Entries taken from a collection
########

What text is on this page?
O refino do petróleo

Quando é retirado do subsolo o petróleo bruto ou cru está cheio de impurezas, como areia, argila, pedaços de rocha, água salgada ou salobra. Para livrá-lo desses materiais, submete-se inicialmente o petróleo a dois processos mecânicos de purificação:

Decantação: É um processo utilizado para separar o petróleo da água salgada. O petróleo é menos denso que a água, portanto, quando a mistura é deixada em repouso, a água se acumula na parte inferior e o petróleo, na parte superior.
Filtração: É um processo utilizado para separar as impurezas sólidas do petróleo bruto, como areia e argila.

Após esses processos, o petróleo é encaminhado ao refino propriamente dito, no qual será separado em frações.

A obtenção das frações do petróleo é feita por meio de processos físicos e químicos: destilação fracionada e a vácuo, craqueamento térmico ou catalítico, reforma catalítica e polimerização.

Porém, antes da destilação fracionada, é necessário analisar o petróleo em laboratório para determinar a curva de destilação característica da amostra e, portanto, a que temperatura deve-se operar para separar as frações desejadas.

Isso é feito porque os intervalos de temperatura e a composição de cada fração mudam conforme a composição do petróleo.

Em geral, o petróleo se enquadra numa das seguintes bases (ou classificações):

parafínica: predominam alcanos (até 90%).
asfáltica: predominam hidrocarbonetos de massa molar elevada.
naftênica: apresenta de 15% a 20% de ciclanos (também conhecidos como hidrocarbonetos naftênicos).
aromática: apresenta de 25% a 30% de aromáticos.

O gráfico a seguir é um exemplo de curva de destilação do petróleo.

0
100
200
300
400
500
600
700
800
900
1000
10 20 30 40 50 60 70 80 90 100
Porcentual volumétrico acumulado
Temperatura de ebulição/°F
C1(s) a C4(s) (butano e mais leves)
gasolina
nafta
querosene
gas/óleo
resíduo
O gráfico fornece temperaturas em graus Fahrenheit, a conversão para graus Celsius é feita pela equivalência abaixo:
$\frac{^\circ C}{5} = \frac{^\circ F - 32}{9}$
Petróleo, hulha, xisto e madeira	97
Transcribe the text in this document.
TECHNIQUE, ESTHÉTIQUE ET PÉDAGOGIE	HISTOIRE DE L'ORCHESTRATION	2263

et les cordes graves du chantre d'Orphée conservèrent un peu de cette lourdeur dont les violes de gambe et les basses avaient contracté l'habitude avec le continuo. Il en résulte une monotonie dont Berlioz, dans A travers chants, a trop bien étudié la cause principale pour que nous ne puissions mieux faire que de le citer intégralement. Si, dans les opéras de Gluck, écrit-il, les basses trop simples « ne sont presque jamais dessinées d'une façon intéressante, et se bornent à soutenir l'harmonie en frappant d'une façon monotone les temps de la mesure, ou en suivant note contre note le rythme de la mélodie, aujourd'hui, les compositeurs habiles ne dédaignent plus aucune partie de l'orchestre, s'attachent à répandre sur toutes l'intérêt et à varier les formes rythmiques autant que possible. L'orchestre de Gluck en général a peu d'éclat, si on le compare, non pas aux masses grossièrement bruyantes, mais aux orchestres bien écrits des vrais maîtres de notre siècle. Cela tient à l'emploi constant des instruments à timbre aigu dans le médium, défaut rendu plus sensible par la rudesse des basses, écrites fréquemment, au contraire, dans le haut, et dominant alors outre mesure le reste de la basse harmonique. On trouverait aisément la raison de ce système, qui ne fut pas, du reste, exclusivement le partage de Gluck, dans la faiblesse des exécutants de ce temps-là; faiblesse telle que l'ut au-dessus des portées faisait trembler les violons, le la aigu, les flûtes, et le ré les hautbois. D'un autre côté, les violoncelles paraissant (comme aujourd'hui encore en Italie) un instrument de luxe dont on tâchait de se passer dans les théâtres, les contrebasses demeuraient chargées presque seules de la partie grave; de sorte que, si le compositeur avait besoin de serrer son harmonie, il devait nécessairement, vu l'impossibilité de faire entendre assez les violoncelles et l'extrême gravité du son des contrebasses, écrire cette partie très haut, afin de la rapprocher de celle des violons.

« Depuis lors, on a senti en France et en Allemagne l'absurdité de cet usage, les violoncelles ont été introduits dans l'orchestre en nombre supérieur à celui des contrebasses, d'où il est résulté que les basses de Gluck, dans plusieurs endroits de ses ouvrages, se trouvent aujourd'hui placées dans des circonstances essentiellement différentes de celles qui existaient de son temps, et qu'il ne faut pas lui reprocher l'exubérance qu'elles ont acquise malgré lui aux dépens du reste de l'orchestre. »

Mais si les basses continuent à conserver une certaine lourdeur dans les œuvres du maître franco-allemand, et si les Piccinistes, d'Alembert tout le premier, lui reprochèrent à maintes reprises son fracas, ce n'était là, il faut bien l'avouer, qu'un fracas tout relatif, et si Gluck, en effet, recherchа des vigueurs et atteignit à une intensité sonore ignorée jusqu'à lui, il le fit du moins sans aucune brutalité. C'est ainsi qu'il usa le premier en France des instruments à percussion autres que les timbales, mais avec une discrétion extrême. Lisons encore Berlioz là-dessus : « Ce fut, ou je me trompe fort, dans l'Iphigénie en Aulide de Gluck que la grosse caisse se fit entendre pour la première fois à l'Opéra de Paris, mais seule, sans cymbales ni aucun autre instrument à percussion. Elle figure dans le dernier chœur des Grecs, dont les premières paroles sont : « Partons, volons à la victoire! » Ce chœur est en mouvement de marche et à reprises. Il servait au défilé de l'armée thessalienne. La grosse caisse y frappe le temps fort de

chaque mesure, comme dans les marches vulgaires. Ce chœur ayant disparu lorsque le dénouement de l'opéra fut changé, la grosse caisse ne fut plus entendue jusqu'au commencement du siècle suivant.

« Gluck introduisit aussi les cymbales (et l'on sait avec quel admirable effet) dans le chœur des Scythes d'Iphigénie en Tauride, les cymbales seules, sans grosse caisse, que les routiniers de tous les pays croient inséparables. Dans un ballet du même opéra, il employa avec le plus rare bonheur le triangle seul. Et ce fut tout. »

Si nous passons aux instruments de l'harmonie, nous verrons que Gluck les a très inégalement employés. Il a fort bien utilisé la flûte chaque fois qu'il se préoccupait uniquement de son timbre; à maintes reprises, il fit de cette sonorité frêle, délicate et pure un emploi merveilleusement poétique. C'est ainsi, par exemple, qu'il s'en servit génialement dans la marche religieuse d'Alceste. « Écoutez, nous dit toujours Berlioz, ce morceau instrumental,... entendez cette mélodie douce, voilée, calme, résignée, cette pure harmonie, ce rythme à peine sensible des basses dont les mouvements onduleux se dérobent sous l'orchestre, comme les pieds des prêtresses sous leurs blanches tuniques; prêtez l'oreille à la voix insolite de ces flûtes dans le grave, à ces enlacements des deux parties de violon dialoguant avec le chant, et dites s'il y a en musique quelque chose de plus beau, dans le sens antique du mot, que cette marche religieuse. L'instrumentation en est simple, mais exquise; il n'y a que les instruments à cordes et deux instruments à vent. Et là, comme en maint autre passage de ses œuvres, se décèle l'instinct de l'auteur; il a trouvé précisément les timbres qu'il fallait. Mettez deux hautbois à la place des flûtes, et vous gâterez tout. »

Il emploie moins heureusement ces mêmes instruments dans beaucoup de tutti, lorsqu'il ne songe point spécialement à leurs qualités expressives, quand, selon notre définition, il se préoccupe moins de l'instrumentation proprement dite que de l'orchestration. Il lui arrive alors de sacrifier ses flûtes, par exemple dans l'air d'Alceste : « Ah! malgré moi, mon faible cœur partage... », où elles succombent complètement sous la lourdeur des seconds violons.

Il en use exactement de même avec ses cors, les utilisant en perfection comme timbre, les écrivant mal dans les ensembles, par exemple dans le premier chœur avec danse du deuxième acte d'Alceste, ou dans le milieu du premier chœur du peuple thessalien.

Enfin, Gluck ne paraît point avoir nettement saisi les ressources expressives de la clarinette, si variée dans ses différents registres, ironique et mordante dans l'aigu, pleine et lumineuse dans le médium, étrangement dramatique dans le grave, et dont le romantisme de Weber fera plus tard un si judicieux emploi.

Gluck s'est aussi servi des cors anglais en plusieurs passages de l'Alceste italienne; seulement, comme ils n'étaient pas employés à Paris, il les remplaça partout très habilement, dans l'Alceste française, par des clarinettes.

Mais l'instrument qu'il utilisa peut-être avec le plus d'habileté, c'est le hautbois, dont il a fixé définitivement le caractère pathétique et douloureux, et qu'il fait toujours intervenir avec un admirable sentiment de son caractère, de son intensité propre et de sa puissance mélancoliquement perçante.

########

Description of the task →
The answer must consist solely of the number of lines in the entries that contain the word "expressives".

Answer to the task →
2